Tally the lines containing the word "phát", and report the tally alone.

----------------------------------------

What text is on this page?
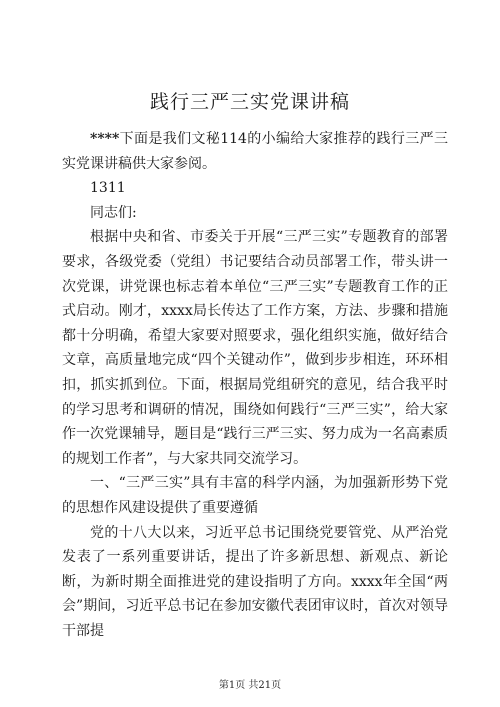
践行三严三实党课讲稿

****下面是我们文秘114的小编给大家推荐的践行三严三实党课讲稿供大家参阅。

1311

同志们:

根据中央和省、市委关于开展“三严三实”专题教育的部署要求，各级党委（党组）书记要结合动员部署工作，带头讲一次党课，讲党课也标志着本单位“三严三实”专题教育工作的正式启动。刚才，xxxx局长传达了工作方案，方法、步骤和措施都十分明确，希望大家要对照要求，强化组织实施，做好结合文章，高质量地完成“四个关键动作”，做到步步相连，环环相扣，抓实抓到位。下面，根据局党组研究的意见，结合我平时的学习思考和调研的情况，围绕如何践行“三严三实”，给大家作一次党课辅导，题目是“践行三严三实、努力成为一名高素质的规划工作者”，与大家共同交流学习。

一、“三严三实”具有丰富的科学内涵，为加强新形势下党的思想作风建设提供了重要遵循

党的十八大以来，习近平总书记围绕党要管党、从严治党发表了一系列重要讲话，提出了许多新思想、新观点、新论断，为新时期全面推进党的建设指明了方向。xxxx年全国“两会”期间，习近平总书记在参加安徽代表团审议时，首次对领导干部提

第1页 共21页
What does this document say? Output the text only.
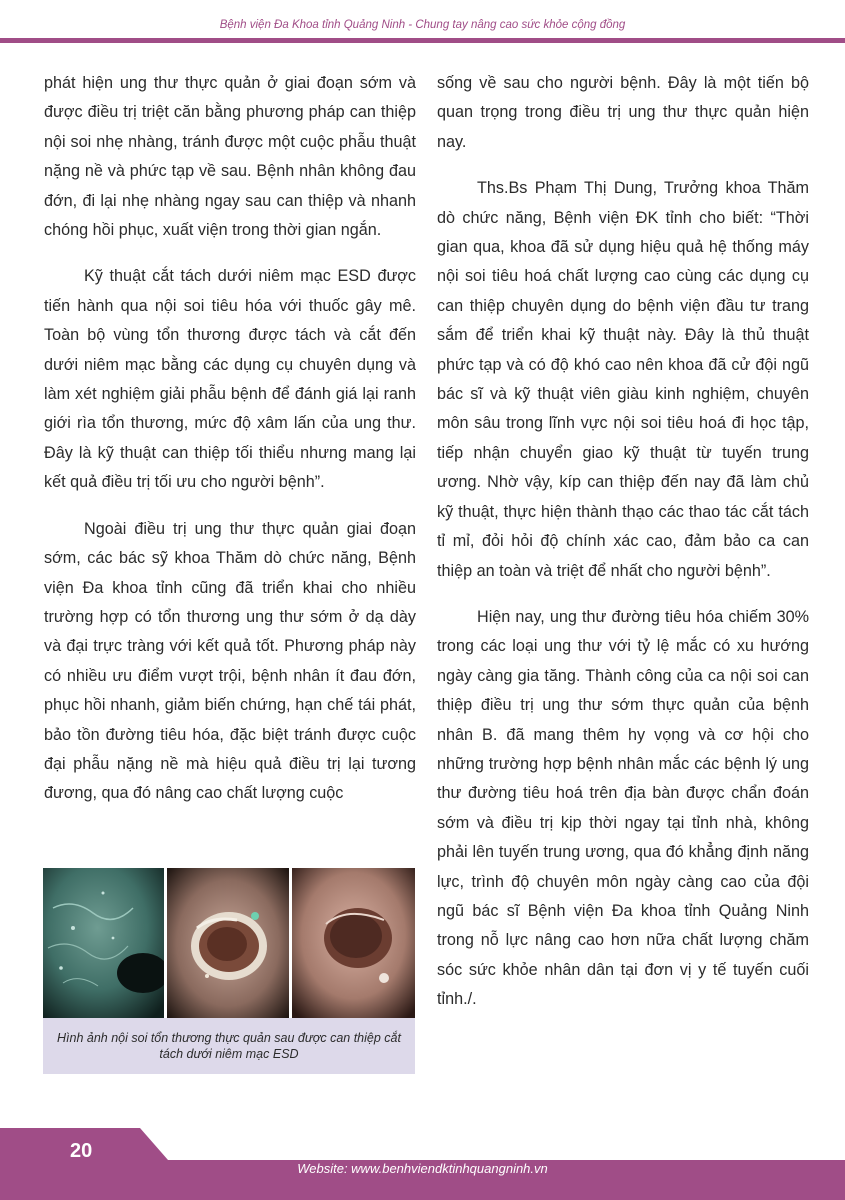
Bệnh viện Đa Khoa tỉnh Quảng Ninh - Chung tay nâng cao sức khỏe cộng đồng

phát hiện ung thư thực quản ở giai đoạn sớm và được điều trị triệt căn bằng phương pháp can thiệp nội soi nhẹ nhàng, tránh được một cuộc phẫu thuật nặng nề và phức tạp về sau. Bệnh nhân không đau đớn, đi lại nhẹ nhàng ngay sau can thiệp và nhanh chóng hồi phục, xuất viện trong thời gian ngắn.

Kỹ thuật cắt tách dưới niêm mạc ESD được tiến hành qua nội soi tiêu hóa với thuốc gây mê. Toàn bộ vùng tổn thương được tách và cắt đến dưới niêm mạc bằng các dụng cụ chuyên dụng và làm xét nghiệm giải phẫu bệnh để đánh giá lại ranh giới rìa tổn thương, mức độ xâm lấn của ung thư. Đây là kỹ thuật can thiệp tối thiểu nhưng mang lại kết quả điều trị tối ưu cho người bệnh”.

Ngoài điều trị ung thư thực quản giai đoạn sớm, các bác sỹ khoa Thăm dò chức năng, Bệnh viện Đa khoa tỉnh cũng đã triển khai cho nhiều trường hợp có tổn thương ung thư sớm ở dạ dày và đại trực tràng với kết quả tốt. Phương pháp này có nhiều ưu điểm vượt trội, bệnh nhân ít đau đớn, phục hồi nhanh, giảm biến chứng, hạn chế tái phát, bảo tồn đường tiêu hóa, đặc biệt tránh được cuộc đại phẫu nặng nề mà hiệu quả điều trị lại tương đương, qua đó nâng cao chất lượng cuộc

sống về sau cho người bệnh. Đây là một tiến bộ quan trọng trong điều trị ung thư thực quản hiện nay.

Ths.Bs Phạm Thị Dung, Trưởng khoa Thăm dò chức năng, Bệnh viện ĐK tỉnh cho biết: “Thời gian qua, khoa đã sử dụng hiệu quả hệ thống máy nội soi tiêu hoá chất lượng cao cùng các dụng cụ can thiệp chuyên dụng do bệnh viện đầu tư trang sắm để triển khai kỹ thuật này. Đây là thủ thuật phức tạp và có độ khó cao nên khoa đã cử đội ngũ bác sĩ và kỹ thuật viên giàu kinh nghiệm, chuyên môn sâu trong lĩnh vực nội soi tiêu hoá đi học tập, tiếp nhận chuyển giao kỹ thuật từ tuyến trung ương. Nhờ vậy, kíp can thiệp đến nay đã làm chủ kỹ thuật, thực hiện thành thạo các thao tác cắt tách tỉ mỉ, đỏi hỏi độ chính xác cao, đảm bảo ca can thiệp an toàn và triệt để nhất cho người bệnh”.

Hiện nay, ung thư đường tiêu hóa chiếm 30% trong các loại ung thư với tỷ lệ mắc có xu hướng ngày càng gia tăng. Thành công của ca nội soi can thiệp điều trị ung thư sớm thực quản của bệnh nhân B. đã mang thêm hy vọng và cơ hội cho những trường hợp bệnh nhân mắc các bệnh lý ung thư đường tiêu hoá trên địa bàn được chẩn đoán sớm và điều trị kịp thời ngay tại tỉnh nhà, không phải lên tuyến trung ương, qua đó khẳng định năng lực, trình độ chuyên môn ngày càng cao của đội ngũ bác sĩ Bệnh viện Đa khoa tỉnh Quảng Ninh trong nỗ lực nâng cao hơn nữa chất lượng chăm sóc sức khỏe nhân dân tại đơn vị y tế tuyến cuối tỉnh./.

Hình ảnh nội soi tổn thương thực quản sau được can thiệp cắt tách dưới niêm mạc ESD
20
Website: www.benhviendktinhquangninh.vn
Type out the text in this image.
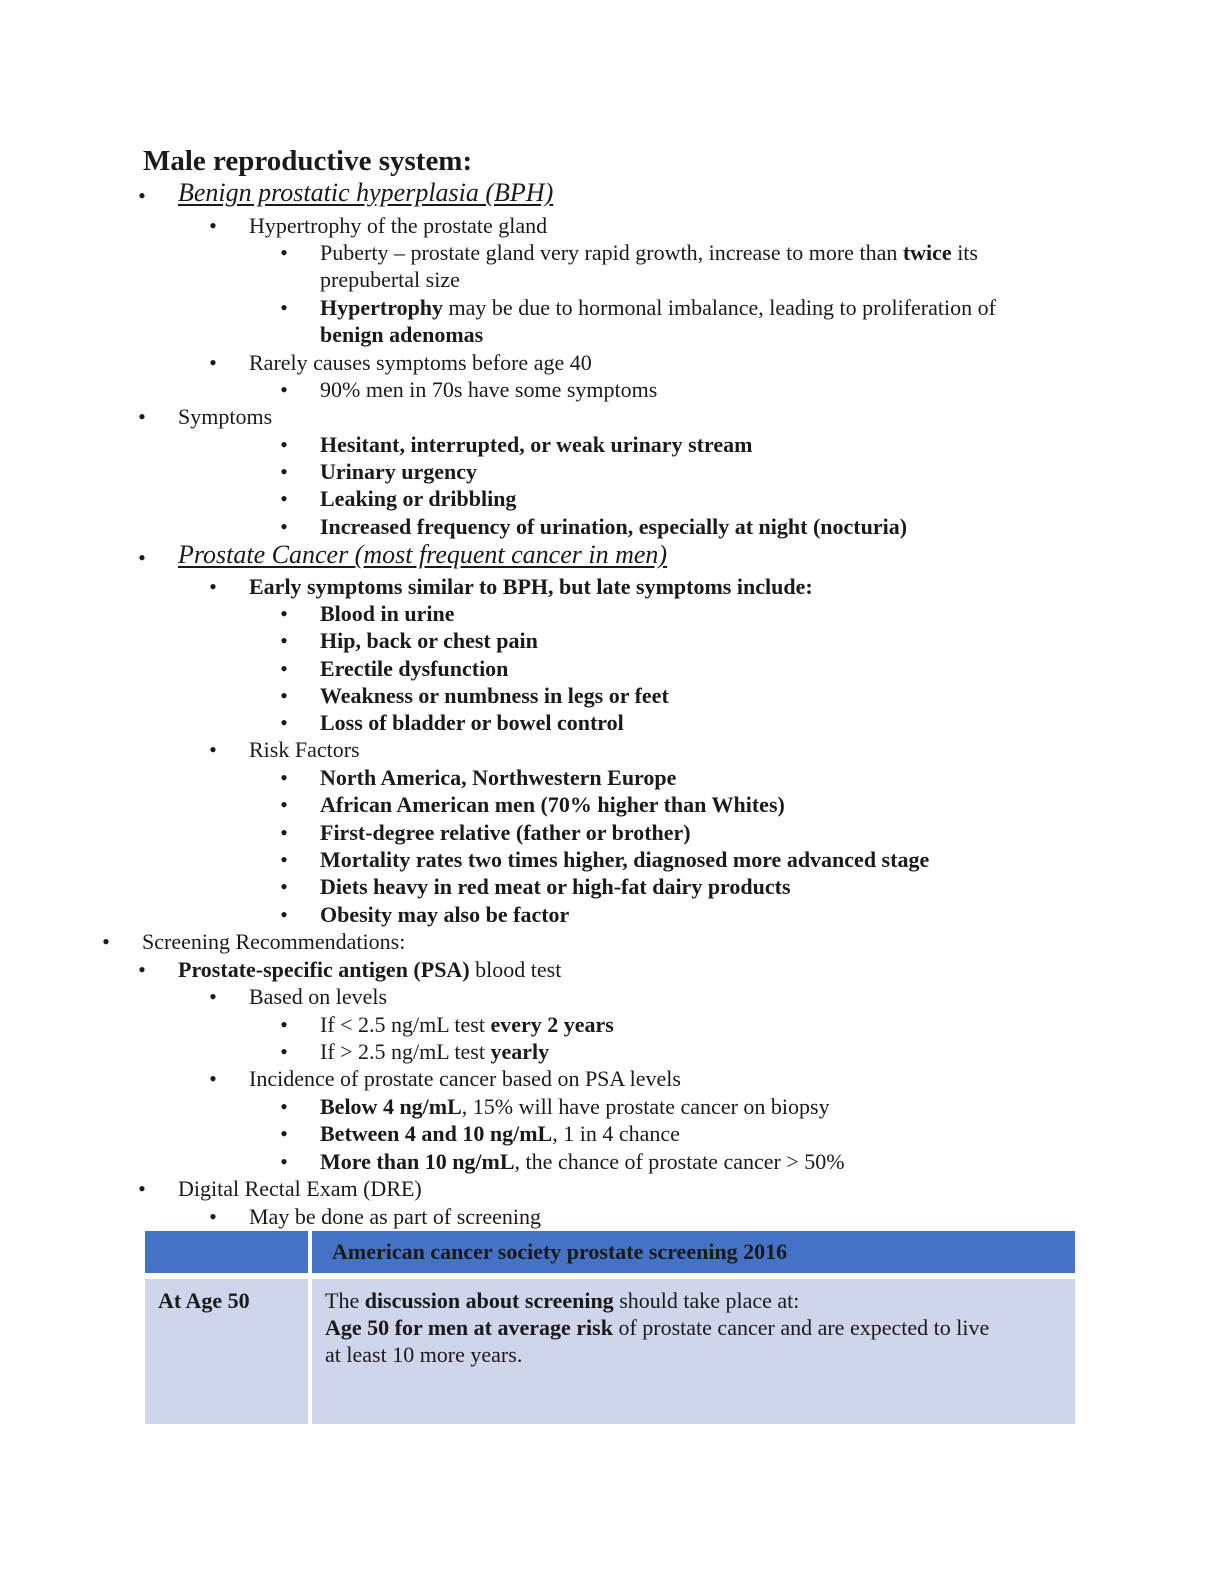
Male reproductive system:
• Benign prostatic hyperplasia (BPH)
• Hypertrophy of the prostate gland
• Puberty – prostate gland very rapid growth, increase to more than twice its
prepubertal size
• Hypertrophy may be due to hormonal imbalance, leading to proliferation of
benign adenomas
• Rarely causes symptoms before age 40
• 90% men in 70s have some symptoms
• Symptoms
• Hesitant, interrupted, or weak urinary stream
• Urinary urgency
• Leaking or dribbling
• Increased frequency of urination, especially at night (nocturia)
• Prostate Cancer (most frequent cancer in men)
• Early symptoms similar to BPH, but late symptoms include:
• Blood in urine
• Hip, back or chest pain
• Erectile dysfunction
• Weakness or numbness in legs or feet
• Loss of bladder or bowel control
• Risk Factors
• North America, Northwestern Europe
• African American men (70% higher than Whites)
• First-degree relative (father or brother)
• Mortality rates two times higher, diagnosed more advanced stage
• Diets heavy in red meat or high-fat dairy products
• Obesity may also be factor
• Screening Recommendations:
• Prostate-specific antigen (PSA) blood test
• Based on levels
• If < 2.5 ng/mL test every 2 years
• If > 2.5 ng/mL test yearly
• Incidence of prostate cancer based on PSA levels
• Below 4 ng/mL, 15% will have prostate cancer on biopsy
• Between 4 and 10 ng/mL, 1 in 4 chance
• More than 10 ng/mL, the chance of prostate cancer > 50%
• Digital Rectal Exam (DRE)
• May be done as part of screening
American cancer society prostate screening 2016
At Age 50	The discussion about screening should take place at:
Age 50 for men at average risk of prostate cancer and are expected to live
at least 10 more years.
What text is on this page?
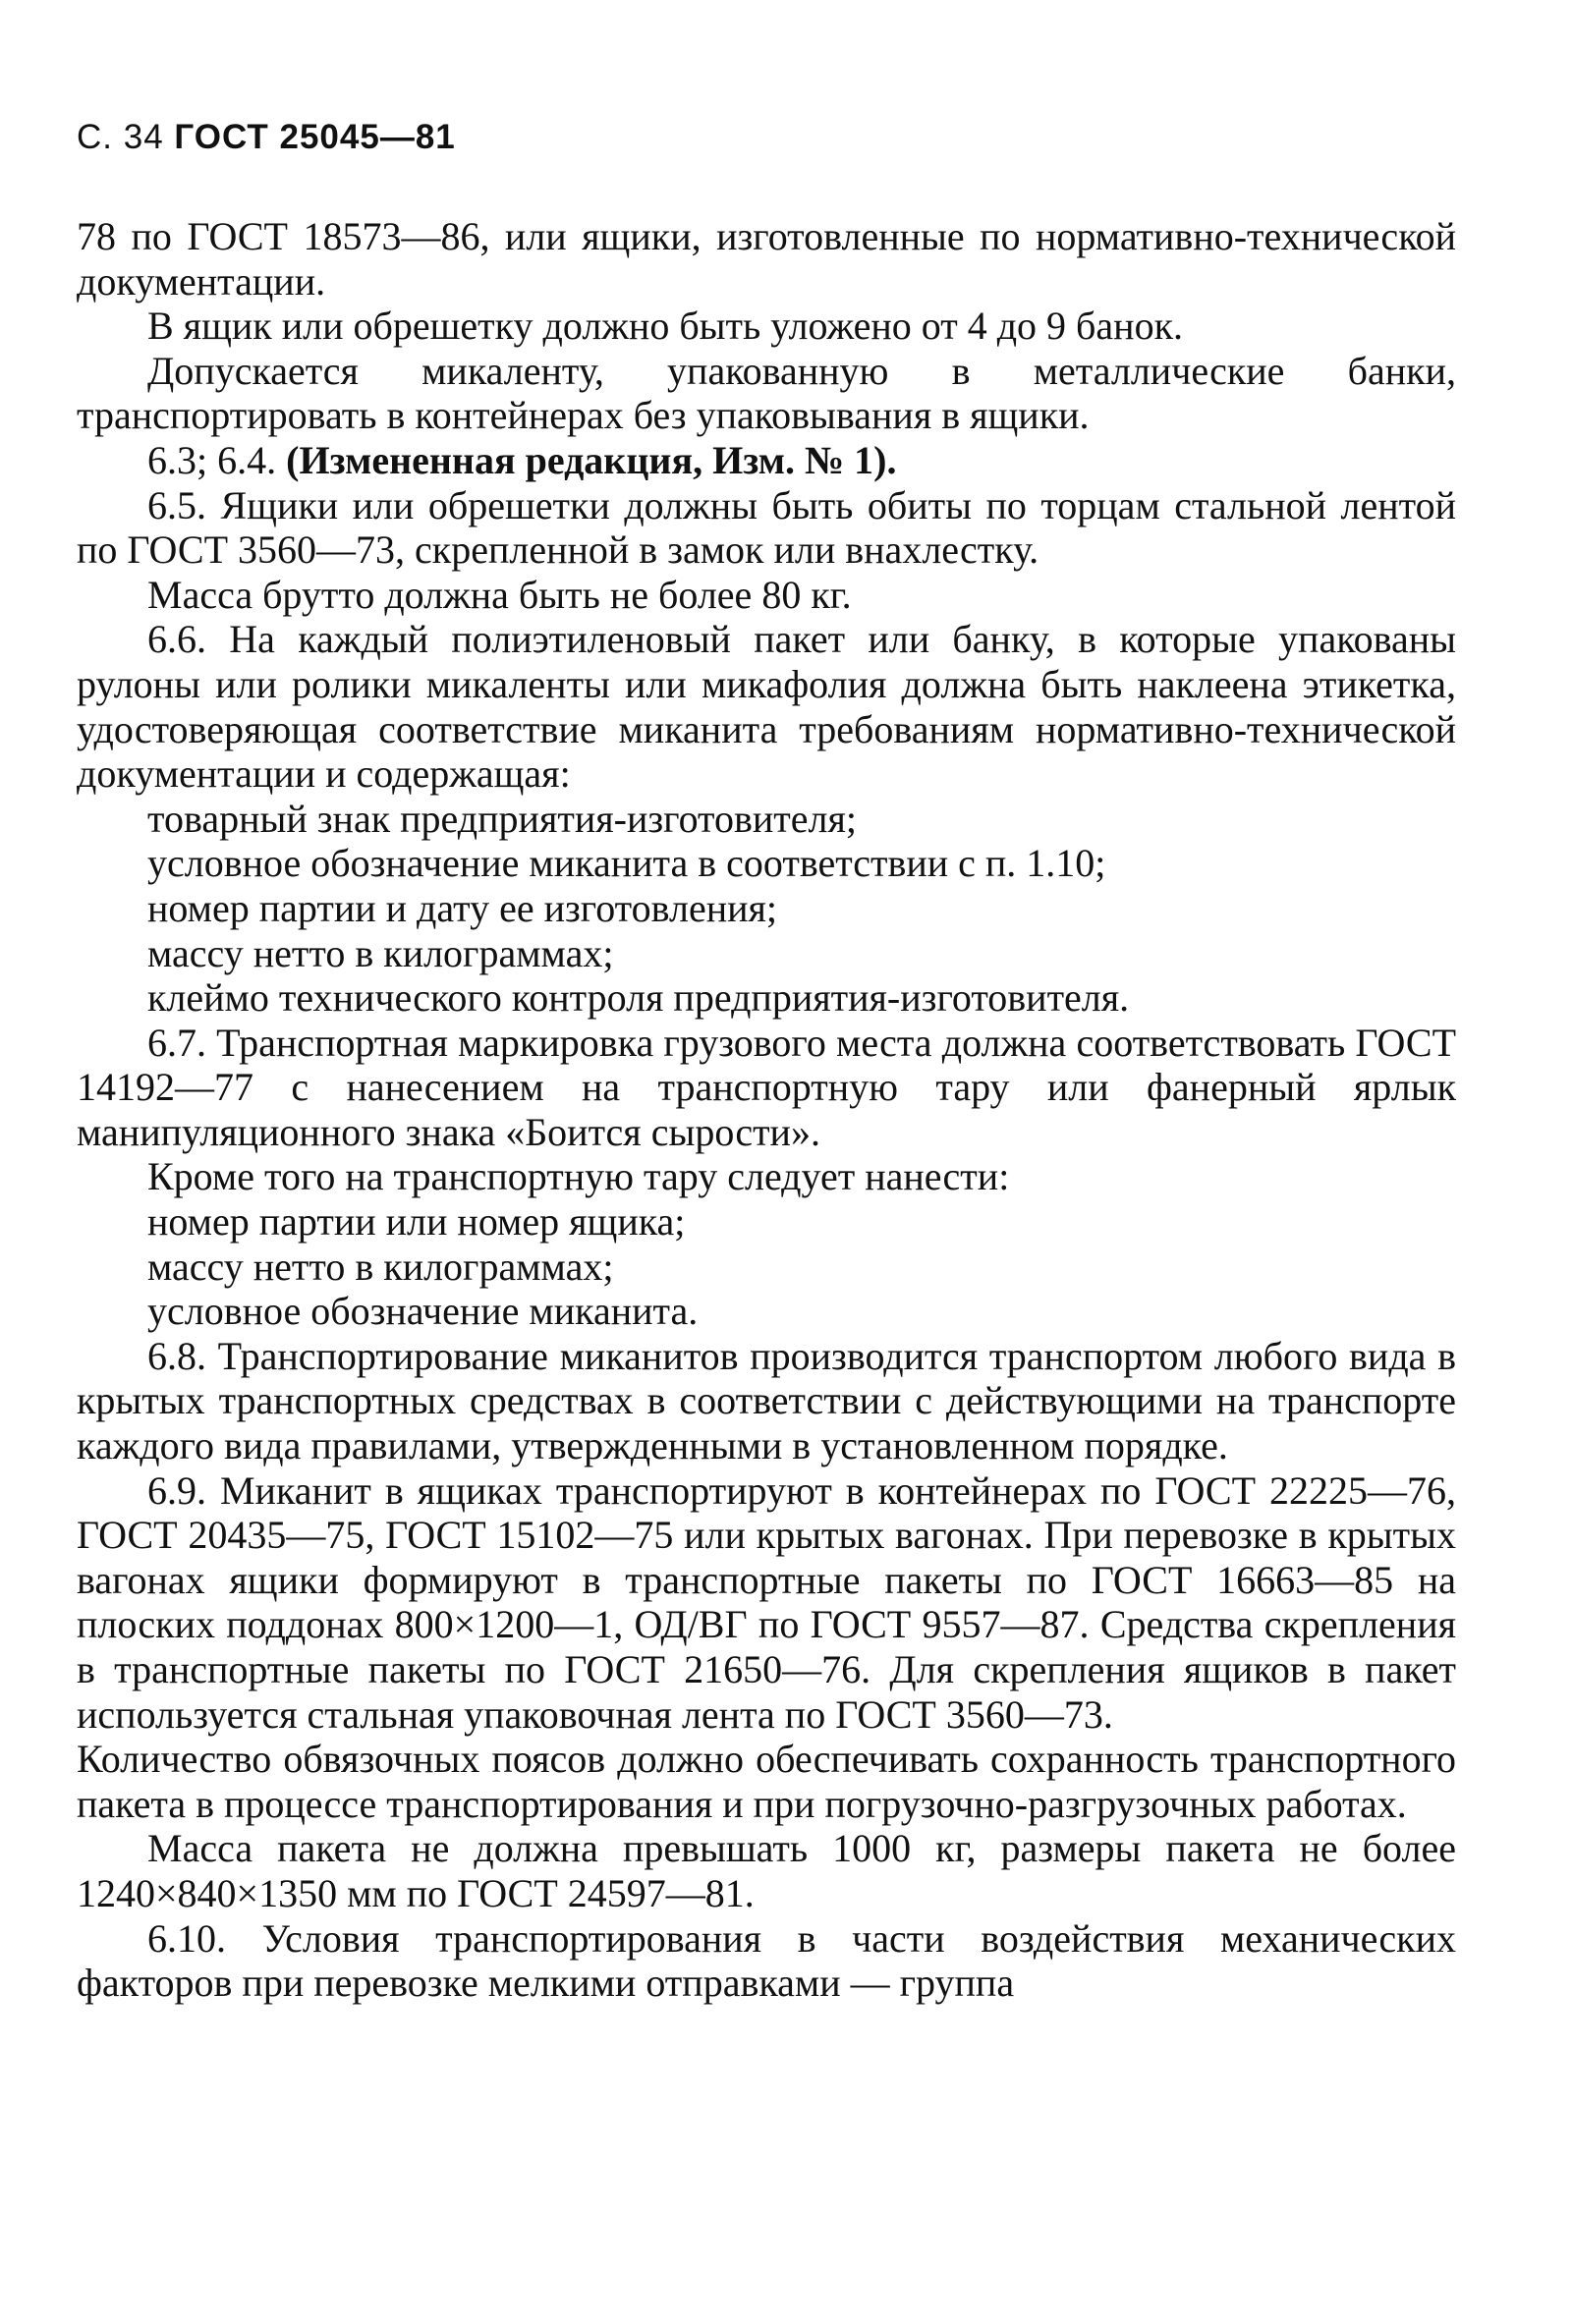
С. 34 ГОСТ 25045—81

78 по ГОСТ 18573—86, или ящики, изготовленные по нормативно-технической документации.

В ящик или обрешетку должно быть уложено от 4 до 9 банок.

Допускается микаленту, упакованную в металлические банки, транспортировать в контейнерах без упаковывания в ящики.

6.3; 6.4. (Измененная редакция, Изм. № 1).

6.5. Ящики или обрешетки должны быть обиты по торцам стальной лентой по ГОСТ 3560—73, скрепленной в замок или внахлестку.

Масса брутто должна быть не более 80 кг.

6.6. На каждый полиэтиленовый пакет или банку, в которые упакованы рулоны или ролики микаленты или микафолия должна быть наклеена этикетка, удостоверяющая соответствие миканита требованиям нормативно-технической документации и содержащая:

товарный знак предприятия-изготовителя;

условное обозначение миканита в соответствии с п. 1.10;

номер партии и дату ее изготовления;

массу нетто в килограммах;

клеймо технического контроля предприятия-изготовителя.

6.7. Транспортная маркировка грузового места должна соответствовать ГОСТ 14192—77 с нанесением на транспортную тару или фанерный ярлык манипуляционного знака «Боится сырости».

Кроме того на транспортную тару следует нанести:

номер партии или номер ящика;

массу нетто в килограммах;

условное обозначение миканита.

6.8. Транспортирование миканитов производится транспортом любого вида в крытых транспортных средствах в соответствии с действующими на транспорте каждого вида правилами, утвержденными в установленном порядке.

6.9. Миканит в ящиках транспортируют в контейнерах по ГОСТ 22225—76, ГОСТ 20435—75, ГОСТ 15102—75 или крытых вагонах. При перевозке в крытых вагонах ящики формируют в транспортные пакеты по ГОСТ 16663—85 на плоских поддонах 800×1200—1, ОД/ВГ по ГОСТ 9557—87. Средства скрепления в транспортные пакеты по ГОСТ 21650—76. Для скрепления ящиков в пакет используется стальная упаковочная лента по ГОСТ 3560—73.

Количество обвязочных поясов должно обеспечивать сохранность транспортного пакета в процессе транспортирования и при погрузочно-разгрузочных работах.

Масса пакета не должна превышать 1000 кг, размеры пакета не более 1240×840×1350 мм по ГОСТ 24597—81.

6.10. Условия транспортирования в части воздействия механических факторов при перевозке мелкими отправками — группа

----------------------------------------

§ THE RESPONSE:
2